### SHORT EXERCISE A
Answer these questions about the post on delegating before vacation:
(i) What month are business owners and leaders getting ready to move into?
(ii) Which three personal tasks are some leaders still handling themselves?
(iii) Why does work slow down once bottlenecks form?

— Start of PASSAGE GIVEN —

Apr 29, 2026 8:31:54 AM
If You Can’t Let Go Before Vacation… That’s A Problem
As we get ready to move into May, many business owners and leaders are starting to think about time off. Vacations get booked, calendars get blocked, and out-of-office replies get drafted. But behind the scenes? Very little actually gets let go.
For many leaders, stepping away from the business (even for a few days) creates a level of discomfort that’s hard to ignore. This isn’t because the team isn’t capable, but because delegation hasn’t fully landed. The hidden cost of “holding on” is seen all the time.
Leaders who:
- Hold onto key decisions until the last possible moment
- Stay looped into every email “just in case”
- Delay handing over responsibility because it feels quicker to do it themselves
And in some cases they’re still personally handling things like:
- Booking travel
- Organizing itineraries
- Managing personal commitments
Tasks that could very easily be handled by someone else. On the surface, it feels efficient, but in reality, it creates friction everywhere.
What actually happens when leaders don’t delegate?
When delegation doesn’t happen properly, a few things tend to follow:
1. Bottlenecks form quickly
Work slows down because everything still routes through one person.

— End of PASSAGE GIVEN —

### SHORT EXERCISE B
Rewrite the stretch of the listing from its start through the line containing "- schedule-cell[interactable]: 40hrs: [1255, 542, 1396, 594]", replacing "schedule-cell" with "grid-cell" and keeping everything else the same.

— Start of MATERIAL TO PROCESS —

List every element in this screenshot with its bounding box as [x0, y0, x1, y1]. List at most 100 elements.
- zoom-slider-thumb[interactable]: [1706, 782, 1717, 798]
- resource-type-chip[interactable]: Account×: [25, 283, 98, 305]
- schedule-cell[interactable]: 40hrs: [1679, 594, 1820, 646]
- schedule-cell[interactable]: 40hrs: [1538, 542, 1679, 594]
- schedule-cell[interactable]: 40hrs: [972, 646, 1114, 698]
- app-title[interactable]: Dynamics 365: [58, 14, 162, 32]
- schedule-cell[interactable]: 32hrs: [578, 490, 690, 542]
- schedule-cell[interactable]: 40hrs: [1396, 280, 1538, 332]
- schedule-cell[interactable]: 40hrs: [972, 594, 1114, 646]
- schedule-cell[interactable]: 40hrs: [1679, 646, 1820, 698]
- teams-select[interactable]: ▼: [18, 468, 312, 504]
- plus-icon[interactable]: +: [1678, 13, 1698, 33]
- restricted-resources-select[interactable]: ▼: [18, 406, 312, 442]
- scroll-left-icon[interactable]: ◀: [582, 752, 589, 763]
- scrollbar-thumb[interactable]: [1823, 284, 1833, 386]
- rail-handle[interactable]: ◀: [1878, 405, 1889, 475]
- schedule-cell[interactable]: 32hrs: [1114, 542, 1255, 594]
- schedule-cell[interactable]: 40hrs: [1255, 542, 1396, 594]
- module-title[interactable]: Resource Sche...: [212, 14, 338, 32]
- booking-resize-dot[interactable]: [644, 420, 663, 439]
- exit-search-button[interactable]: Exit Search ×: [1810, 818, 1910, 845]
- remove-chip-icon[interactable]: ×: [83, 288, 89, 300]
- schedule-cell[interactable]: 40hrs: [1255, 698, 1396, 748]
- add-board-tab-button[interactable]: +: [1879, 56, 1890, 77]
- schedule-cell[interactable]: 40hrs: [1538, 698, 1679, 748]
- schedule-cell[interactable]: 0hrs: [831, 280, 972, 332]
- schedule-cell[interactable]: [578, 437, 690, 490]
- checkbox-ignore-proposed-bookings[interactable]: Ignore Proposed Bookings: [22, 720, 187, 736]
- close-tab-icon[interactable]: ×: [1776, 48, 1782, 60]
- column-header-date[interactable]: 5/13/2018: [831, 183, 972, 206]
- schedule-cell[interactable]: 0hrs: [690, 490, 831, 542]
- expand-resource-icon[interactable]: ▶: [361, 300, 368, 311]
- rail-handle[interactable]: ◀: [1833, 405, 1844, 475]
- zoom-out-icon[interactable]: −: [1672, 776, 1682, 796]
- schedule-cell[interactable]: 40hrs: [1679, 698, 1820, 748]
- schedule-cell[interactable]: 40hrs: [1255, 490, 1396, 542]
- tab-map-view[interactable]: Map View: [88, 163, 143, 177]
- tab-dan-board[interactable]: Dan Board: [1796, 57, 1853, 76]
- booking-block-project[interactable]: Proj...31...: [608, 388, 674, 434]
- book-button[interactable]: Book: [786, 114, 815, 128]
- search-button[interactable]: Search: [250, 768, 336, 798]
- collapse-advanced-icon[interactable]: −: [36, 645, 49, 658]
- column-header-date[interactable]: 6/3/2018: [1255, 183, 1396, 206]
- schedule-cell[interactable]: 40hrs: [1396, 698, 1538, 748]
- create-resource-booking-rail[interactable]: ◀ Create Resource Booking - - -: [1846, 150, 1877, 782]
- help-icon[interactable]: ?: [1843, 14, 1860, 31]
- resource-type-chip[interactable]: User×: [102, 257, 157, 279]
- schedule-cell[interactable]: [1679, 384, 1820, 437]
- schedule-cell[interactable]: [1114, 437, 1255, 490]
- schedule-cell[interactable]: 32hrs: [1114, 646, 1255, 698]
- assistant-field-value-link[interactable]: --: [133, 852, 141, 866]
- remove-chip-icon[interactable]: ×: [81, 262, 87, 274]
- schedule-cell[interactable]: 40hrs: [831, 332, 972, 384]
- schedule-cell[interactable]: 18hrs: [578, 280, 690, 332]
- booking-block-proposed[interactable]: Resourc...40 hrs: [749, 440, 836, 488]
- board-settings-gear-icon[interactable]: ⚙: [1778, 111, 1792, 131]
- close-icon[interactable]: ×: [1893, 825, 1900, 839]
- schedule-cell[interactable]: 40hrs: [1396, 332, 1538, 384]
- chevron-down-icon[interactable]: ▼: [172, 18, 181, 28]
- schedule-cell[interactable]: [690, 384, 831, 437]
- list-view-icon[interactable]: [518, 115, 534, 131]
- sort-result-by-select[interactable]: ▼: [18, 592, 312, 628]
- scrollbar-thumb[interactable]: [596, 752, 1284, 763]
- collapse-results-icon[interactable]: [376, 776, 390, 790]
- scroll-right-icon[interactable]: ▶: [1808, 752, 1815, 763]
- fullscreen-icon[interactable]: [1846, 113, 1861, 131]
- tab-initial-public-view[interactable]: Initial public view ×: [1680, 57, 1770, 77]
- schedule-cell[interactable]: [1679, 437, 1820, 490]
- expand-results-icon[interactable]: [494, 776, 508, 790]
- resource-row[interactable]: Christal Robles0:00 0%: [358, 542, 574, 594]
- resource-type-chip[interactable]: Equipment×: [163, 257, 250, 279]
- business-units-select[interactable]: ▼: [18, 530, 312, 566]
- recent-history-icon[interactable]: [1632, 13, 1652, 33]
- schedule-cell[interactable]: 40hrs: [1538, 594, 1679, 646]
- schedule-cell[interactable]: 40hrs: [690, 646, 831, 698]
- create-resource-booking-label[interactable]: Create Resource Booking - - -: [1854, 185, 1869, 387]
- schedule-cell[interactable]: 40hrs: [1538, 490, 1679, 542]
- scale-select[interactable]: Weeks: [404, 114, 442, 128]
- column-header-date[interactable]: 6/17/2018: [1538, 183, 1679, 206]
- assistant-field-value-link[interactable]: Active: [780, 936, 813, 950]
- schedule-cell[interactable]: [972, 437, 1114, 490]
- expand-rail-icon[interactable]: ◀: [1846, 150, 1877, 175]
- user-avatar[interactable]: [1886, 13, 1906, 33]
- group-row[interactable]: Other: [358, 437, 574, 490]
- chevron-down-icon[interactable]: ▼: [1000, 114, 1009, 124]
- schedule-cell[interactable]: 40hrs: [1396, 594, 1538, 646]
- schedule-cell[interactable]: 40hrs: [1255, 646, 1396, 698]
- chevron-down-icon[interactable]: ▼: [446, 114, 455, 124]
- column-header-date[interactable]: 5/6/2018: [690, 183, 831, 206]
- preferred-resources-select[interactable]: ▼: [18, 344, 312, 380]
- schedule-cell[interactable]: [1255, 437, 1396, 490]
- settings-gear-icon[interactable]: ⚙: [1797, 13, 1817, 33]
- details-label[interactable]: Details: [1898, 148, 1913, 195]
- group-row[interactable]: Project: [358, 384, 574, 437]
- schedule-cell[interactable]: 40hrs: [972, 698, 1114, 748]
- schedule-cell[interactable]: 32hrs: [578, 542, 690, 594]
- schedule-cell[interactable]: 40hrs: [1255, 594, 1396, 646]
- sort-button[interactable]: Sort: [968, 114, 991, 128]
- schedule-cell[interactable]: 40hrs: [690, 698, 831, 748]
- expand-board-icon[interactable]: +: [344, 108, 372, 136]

— End of MATERIAL TO PROCESS —

### EXERCISE SOLUTION A
(i) May.
(ii) Booking travel, organizing itineraries, and managing personal commitments.
(iii) Because everything still routes through one person.

### EXERCISE SOLUTION B
List every element in this screenshot with its bounding box as [x0, y0, x1, y1]. List at most 100 elements.
- zoom-slider-thumb[interactable]: [1706, 782, 1717, 798]
- resource-type-chip[interactable]: Account×: [25, 283, 98, 305]
- grid-cell[interactable]: 40hrs: [1679, 594, 1820, 646]
- grid-cell[interactable]: 40hrs: [1538, 542, 1679, 594]
- grid-cell[interactable]: 40hrs: [972, 646, 1114, 698]
- app-title[interactable]: Dynamics 365: [58, 14, 162, 32]
- grid-cell[interactable]: 32hrs: [578, 490, 690, 542]
- grid-cell[interactable]: 40hrs: [1396, 280, 1538, 332]
- grid-cell[interactable]: 40hrs: [972, 594, 1114, 646]
- grid-cell[interactable]: 40hrs: [1679, 646, 1820, 698]
- teams-select[interactable]: ▼: [18, 468, 312, 504]
- plus-icon[interactable]: +: [1678, 13, 1698, 33]
- restricted-resources-select[interactable]: ▼: [18, 406, 312, 442]
- scroll-left-icon[interactable]: ◀: [582, 752, 589, 763]
- scrollbar-thumb[interactable]: [1823, 284, 1833, 386]
- rail-handle[interactable]: ◀: [1878, 405, 1889, 475]
- grid-cell[interactable]: 32hrs: [1114, 542, 1255, 594]
- grid-cell[interactable]: 40hrs: [1255, 542, 1396, 594]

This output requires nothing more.